* _What is expected_
From the entries that follow, extract each line holding the string "καντράν".

** START OF Data supplied **

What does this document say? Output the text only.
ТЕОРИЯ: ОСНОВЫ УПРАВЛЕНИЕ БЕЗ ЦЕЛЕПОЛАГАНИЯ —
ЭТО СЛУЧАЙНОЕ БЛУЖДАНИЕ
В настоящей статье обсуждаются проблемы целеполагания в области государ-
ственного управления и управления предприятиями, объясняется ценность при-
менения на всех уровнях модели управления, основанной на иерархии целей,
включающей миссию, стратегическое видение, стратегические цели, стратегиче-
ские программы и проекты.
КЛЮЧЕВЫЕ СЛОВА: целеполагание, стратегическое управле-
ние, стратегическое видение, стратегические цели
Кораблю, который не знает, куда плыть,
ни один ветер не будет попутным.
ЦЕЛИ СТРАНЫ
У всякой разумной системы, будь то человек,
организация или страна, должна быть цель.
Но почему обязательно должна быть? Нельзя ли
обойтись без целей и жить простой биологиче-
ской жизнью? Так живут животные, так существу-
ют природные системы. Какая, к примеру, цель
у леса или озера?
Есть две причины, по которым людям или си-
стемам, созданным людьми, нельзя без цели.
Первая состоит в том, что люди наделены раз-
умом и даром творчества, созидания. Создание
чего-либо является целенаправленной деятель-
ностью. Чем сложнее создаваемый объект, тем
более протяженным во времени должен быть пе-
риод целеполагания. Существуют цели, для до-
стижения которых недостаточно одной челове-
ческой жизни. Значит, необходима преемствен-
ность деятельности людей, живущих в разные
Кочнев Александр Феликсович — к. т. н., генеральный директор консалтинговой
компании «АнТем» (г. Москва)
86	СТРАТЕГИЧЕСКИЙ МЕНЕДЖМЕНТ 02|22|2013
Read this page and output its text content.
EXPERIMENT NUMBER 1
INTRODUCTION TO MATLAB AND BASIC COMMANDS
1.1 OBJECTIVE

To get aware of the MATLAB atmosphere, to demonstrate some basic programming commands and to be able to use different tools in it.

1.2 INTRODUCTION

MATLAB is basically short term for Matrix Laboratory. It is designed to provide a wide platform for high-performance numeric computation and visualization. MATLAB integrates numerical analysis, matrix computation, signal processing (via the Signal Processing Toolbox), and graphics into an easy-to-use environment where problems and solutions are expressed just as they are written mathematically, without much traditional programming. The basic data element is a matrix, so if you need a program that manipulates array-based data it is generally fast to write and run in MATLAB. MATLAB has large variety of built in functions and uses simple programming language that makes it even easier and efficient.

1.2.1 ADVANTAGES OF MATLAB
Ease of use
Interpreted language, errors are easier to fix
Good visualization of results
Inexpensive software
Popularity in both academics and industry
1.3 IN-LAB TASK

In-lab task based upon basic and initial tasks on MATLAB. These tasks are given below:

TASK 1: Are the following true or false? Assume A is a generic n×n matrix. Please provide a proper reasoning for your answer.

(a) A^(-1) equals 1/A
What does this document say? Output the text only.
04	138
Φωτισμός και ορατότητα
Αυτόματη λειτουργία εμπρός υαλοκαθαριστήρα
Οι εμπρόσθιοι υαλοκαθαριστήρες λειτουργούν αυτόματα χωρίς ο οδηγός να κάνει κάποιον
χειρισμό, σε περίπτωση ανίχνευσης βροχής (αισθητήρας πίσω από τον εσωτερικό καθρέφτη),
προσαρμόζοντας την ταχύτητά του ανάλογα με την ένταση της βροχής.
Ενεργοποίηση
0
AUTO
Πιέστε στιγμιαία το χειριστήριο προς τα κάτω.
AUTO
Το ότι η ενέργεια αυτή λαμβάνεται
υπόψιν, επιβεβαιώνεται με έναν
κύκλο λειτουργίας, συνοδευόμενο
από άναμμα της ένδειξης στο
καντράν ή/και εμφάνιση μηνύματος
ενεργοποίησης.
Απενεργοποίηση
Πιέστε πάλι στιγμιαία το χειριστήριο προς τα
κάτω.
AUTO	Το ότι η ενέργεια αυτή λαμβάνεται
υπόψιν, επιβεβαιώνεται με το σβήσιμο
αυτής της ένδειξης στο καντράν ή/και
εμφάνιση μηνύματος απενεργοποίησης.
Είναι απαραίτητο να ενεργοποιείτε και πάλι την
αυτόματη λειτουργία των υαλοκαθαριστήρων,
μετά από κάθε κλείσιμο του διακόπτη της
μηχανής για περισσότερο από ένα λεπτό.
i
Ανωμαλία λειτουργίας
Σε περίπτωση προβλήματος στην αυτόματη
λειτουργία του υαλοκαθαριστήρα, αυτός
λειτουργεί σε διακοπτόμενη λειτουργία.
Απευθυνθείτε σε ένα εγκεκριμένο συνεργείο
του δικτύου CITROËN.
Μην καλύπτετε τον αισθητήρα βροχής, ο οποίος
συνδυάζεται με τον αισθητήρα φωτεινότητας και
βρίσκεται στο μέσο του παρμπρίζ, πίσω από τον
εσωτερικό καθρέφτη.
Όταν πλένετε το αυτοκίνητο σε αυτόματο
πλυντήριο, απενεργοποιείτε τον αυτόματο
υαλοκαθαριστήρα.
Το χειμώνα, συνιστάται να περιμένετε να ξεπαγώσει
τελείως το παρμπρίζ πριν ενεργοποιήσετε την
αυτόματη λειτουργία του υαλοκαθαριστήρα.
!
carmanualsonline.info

** END OF Data supplied **

* _Final answer_
καντράν ή/και εμφάνιση μηνύματος
αυτής της ένδειξης στο καντράν ή/και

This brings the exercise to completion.